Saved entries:
☆ ☆ ☆

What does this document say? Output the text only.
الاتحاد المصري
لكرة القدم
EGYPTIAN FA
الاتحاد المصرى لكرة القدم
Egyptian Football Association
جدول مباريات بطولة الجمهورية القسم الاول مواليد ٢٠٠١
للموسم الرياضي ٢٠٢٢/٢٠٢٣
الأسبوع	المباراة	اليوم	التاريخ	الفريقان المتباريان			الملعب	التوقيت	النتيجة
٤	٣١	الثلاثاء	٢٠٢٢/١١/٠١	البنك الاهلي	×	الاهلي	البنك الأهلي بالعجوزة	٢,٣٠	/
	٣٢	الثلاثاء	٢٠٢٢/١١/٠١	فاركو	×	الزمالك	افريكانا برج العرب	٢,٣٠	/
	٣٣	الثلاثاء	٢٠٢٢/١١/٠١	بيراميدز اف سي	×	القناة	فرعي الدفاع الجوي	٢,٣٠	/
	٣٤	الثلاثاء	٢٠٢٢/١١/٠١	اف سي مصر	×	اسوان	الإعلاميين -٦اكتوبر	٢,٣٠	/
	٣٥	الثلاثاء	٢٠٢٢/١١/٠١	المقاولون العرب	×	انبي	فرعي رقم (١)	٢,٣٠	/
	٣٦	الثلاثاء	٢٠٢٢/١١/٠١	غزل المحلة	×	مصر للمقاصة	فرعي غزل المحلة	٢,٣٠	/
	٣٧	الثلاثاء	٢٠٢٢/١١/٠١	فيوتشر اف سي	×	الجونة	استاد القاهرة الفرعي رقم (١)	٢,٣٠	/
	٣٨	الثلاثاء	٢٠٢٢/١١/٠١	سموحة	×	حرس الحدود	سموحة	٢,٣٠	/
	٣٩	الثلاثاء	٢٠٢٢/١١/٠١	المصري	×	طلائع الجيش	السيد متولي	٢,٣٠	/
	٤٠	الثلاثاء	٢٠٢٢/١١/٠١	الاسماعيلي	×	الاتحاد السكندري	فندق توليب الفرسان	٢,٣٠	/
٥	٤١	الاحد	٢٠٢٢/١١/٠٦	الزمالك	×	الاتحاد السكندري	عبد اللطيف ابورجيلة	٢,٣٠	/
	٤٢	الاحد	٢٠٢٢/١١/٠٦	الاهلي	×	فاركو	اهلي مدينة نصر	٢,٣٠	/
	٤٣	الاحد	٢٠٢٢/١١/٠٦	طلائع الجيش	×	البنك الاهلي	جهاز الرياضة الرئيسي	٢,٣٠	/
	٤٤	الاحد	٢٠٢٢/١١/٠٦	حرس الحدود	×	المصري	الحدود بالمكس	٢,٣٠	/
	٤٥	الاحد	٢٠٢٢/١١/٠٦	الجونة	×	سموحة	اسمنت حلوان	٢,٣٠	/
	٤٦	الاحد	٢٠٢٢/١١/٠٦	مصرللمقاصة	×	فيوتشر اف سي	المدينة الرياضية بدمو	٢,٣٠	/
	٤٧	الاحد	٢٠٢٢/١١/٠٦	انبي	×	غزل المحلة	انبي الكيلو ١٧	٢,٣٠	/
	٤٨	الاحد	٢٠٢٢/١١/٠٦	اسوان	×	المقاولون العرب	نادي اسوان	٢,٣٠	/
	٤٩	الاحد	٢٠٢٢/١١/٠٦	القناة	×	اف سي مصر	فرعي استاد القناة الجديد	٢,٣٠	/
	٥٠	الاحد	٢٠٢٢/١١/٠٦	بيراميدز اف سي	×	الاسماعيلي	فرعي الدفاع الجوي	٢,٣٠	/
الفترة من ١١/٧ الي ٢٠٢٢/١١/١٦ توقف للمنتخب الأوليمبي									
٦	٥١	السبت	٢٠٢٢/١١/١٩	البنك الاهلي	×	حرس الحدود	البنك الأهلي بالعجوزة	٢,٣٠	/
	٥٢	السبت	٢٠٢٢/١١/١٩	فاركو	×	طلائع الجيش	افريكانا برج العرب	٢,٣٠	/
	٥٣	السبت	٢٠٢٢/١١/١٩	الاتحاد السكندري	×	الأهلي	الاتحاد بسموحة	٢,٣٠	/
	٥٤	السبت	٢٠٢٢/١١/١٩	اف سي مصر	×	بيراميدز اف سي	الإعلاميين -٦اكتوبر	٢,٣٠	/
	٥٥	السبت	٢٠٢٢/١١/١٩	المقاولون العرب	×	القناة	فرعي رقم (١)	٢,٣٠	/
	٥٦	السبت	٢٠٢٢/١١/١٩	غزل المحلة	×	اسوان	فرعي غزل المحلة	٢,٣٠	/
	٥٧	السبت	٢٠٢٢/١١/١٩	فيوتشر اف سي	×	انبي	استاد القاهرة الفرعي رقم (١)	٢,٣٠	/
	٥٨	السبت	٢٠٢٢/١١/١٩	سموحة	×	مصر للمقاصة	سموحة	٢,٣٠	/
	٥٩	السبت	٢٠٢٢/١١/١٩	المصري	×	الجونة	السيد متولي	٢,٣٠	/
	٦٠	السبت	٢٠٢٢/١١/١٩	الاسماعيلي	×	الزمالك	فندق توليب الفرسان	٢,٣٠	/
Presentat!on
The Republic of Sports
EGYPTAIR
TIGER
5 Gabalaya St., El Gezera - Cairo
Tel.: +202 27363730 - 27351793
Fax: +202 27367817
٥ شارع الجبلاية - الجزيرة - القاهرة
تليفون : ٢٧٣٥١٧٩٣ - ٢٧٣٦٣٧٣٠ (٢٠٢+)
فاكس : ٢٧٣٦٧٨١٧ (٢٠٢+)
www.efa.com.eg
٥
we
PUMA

☆ ☆ ☆

Pick out every line holding the string "الاهلي" and return it.

٤	٣١	الثلاثاء	٢٠٢٢/١١/٠١	البنك الاهلي	×	الاهلي	البنك الأهلي بالعجوزة	٢,٣٠	/
	٤٢	الاحد	٢٠٢٢/١١/٠٦	الاهلي	×	فاركو	اهلي مدينة نصر	٢,٣٠	/
	٤٣	الاحد	٢٠٢٢/١١/٠٦	طلائع الجيش	×	البنك الاهلي	جهاز الرياضة الرئيسي	٢,٣٠	/
٦	٥١	السبت	٢٠٢٢/١١/١٩	البنك الاهلي	×	حرس الحدود	البنك الأهلي بالعجوزة	٢,٣٠	/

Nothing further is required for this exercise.